Figure record listings
+-------+

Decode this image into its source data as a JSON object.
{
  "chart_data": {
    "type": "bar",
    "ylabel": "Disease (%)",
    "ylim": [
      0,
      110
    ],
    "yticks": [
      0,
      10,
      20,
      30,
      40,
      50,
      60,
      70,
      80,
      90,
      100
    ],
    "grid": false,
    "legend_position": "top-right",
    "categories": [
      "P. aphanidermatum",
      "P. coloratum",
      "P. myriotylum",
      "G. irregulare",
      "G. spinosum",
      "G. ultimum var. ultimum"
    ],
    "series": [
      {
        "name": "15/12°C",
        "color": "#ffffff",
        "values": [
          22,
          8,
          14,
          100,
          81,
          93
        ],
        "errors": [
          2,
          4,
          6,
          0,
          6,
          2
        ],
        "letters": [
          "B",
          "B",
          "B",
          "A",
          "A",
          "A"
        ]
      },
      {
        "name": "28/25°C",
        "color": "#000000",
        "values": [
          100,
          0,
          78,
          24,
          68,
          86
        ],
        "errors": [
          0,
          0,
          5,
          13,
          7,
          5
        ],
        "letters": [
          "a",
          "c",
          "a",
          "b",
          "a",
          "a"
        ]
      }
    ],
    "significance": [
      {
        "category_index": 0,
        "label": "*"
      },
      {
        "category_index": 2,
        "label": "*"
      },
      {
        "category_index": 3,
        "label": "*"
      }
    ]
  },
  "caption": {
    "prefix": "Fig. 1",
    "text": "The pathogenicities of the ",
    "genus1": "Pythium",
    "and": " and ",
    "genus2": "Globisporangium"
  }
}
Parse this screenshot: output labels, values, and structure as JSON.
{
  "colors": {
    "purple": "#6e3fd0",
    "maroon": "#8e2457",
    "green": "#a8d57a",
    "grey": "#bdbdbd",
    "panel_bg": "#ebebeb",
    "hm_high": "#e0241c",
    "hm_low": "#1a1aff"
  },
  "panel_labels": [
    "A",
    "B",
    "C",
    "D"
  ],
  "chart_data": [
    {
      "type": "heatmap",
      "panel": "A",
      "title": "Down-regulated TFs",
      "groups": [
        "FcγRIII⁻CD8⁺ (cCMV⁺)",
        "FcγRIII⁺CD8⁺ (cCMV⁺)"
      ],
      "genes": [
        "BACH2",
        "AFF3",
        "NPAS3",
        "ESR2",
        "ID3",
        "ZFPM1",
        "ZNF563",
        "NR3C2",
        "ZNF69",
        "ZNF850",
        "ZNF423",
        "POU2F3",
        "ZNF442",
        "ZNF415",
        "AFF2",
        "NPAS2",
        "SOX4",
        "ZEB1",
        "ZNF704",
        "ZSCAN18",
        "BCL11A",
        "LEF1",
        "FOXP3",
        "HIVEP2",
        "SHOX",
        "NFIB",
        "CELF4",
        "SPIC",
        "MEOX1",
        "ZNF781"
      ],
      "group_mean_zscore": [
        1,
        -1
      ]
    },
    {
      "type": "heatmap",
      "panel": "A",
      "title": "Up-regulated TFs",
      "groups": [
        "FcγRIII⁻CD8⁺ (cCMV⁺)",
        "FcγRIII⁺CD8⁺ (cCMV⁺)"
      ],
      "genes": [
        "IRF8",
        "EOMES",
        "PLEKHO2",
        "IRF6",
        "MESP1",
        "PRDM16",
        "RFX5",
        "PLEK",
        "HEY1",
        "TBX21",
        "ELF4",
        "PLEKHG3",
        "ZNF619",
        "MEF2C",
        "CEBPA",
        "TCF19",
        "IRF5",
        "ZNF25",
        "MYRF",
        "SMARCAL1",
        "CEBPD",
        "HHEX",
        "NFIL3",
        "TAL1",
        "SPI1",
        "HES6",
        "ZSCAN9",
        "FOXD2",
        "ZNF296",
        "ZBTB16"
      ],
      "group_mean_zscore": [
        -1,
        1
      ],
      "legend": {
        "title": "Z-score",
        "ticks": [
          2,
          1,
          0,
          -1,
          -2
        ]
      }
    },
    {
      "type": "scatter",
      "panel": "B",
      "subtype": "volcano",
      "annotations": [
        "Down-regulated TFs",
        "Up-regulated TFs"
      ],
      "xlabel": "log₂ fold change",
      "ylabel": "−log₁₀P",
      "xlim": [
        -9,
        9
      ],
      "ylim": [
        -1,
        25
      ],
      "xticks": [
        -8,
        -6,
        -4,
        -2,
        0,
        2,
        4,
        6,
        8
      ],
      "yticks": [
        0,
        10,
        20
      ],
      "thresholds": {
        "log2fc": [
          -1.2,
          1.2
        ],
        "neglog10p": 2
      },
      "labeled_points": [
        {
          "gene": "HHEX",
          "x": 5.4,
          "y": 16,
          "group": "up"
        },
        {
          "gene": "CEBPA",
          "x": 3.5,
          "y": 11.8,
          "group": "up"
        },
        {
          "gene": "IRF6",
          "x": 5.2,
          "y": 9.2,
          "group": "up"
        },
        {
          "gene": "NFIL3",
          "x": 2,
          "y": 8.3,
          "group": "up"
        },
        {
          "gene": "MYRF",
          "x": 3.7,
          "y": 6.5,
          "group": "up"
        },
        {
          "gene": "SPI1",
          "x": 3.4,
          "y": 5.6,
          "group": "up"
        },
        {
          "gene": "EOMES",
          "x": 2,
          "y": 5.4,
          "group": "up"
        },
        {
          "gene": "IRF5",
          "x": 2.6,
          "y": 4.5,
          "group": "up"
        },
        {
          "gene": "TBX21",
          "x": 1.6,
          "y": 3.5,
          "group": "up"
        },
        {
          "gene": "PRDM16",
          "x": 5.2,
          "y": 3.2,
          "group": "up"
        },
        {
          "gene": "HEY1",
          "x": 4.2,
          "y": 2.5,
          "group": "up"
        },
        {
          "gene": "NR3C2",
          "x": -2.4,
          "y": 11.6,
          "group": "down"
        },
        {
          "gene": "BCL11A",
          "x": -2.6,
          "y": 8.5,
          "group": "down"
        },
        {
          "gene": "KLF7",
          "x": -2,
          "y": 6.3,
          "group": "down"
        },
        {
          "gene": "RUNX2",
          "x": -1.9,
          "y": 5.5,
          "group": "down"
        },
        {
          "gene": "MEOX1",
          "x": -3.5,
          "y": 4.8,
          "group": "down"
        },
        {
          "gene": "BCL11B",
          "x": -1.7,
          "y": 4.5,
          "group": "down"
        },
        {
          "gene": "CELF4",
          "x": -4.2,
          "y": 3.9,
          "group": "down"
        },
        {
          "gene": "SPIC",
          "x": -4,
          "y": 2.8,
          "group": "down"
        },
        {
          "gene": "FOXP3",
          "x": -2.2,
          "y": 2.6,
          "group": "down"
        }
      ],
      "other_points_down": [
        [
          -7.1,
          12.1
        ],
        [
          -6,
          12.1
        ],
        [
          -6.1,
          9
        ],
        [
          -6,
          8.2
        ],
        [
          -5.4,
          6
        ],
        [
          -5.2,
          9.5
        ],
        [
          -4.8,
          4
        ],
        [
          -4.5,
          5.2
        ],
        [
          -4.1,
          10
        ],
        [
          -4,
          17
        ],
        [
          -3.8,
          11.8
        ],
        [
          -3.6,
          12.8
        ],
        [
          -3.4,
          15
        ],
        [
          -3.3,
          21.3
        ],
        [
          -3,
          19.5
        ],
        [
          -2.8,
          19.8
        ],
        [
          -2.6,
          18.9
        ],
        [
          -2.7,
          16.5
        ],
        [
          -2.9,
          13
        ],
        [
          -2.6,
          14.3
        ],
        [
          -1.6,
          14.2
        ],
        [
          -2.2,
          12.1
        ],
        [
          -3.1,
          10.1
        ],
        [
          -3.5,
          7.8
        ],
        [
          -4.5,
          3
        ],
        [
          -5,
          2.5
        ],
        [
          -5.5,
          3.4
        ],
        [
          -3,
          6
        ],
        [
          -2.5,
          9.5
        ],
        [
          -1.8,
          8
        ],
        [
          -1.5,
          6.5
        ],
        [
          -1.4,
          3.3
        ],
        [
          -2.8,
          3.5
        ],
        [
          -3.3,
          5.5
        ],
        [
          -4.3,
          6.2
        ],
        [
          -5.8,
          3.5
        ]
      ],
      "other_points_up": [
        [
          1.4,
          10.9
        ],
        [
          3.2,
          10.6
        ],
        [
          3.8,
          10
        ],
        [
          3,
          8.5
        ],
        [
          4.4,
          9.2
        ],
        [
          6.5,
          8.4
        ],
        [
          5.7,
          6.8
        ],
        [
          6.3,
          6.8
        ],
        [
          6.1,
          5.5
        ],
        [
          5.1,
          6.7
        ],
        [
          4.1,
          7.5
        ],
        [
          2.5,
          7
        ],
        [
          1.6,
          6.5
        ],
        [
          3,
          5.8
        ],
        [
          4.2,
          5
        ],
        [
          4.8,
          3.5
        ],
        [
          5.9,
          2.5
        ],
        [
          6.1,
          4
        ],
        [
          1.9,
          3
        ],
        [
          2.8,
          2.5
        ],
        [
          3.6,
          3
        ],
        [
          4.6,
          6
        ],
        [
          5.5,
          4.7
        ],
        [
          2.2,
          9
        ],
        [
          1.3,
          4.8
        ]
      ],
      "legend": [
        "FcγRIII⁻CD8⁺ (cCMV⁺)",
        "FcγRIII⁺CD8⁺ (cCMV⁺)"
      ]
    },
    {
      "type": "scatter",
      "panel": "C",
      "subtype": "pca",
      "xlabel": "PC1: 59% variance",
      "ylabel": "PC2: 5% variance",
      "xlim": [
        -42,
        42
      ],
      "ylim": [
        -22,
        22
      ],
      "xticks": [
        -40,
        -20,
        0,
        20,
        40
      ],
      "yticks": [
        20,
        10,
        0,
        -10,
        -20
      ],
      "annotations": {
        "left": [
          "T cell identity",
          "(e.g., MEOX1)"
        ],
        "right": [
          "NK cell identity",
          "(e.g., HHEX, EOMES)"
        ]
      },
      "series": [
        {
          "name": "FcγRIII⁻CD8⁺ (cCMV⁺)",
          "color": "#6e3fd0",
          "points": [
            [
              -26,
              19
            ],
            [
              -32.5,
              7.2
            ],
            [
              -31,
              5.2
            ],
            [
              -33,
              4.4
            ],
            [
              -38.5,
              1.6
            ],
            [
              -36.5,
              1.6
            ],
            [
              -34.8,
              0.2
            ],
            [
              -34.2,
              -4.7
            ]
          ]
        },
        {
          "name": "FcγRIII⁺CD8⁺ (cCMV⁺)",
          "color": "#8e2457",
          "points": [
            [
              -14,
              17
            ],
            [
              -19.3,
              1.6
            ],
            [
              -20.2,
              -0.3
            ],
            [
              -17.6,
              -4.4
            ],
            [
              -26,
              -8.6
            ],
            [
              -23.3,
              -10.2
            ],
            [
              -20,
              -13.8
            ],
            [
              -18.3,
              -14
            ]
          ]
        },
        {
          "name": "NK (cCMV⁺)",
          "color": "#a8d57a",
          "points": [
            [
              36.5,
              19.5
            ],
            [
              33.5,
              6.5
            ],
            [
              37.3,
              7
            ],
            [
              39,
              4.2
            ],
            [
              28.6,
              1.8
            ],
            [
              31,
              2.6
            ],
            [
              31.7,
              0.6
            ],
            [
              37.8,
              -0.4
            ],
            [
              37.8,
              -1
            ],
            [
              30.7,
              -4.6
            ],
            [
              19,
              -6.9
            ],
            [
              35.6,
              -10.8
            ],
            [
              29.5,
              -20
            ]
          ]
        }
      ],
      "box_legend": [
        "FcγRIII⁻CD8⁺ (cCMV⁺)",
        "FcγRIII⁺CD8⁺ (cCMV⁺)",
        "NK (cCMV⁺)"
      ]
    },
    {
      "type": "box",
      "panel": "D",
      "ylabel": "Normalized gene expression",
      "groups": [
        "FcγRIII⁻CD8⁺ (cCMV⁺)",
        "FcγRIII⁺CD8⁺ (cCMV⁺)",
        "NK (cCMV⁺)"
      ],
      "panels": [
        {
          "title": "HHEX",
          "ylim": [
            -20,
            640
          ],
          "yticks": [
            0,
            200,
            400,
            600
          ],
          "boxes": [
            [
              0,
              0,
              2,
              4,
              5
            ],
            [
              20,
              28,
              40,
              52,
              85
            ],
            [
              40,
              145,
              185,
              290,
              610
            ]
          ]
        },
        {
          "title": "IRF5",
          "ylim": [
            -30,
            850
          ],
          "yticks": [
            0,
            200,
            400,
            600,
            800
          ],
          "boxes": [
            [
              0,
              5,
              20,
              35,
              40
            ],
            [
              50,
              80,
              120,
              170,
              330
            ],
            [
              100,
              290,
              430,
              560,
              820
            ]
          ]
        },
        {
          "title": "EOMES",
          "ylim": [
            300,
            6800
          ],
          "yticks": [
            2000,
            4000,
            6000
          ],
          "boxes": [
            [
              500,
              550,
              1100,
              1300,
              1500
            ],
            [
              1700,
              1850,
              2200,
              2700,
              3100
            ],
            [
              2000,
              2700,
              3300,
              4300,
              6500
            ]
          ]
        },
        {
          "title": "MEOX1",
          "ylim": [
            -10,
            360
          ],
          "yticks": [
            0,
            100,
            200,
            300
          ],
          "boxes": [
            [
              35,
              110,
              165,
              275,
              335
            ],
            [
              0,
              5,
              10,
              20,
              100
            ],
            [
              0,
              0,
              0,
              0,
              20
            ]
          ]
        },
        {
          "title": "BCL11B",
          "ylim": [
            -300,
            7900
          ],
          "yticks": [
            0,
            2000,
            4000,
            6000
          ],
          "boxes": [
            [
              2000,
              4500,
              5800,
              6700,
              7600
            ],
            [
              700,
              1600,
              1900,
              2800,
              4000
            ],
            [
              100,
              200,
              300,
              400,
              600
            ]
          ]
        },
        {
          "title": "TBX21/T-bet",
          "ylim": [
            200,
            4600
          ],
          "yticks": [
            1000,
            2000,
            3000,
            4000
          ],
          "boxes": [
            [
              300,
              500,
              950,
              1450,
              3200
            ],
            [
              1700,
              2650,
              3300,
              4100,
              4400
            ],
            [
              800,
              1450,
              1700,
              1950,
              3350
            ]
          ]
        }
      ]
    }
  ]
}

+-------+

Note every line of the entries in which "name" appears, and copy it down.

        "name": "15/12°C",
        "name": "28/25°C",
          "name": "FcγRIII⁻CD8⁺ (cCMV⁺)",
          "name": "FcγRIII⁺CD8⁺ (cCMV⁺)",
          "name": "NK (cCMV⁺)",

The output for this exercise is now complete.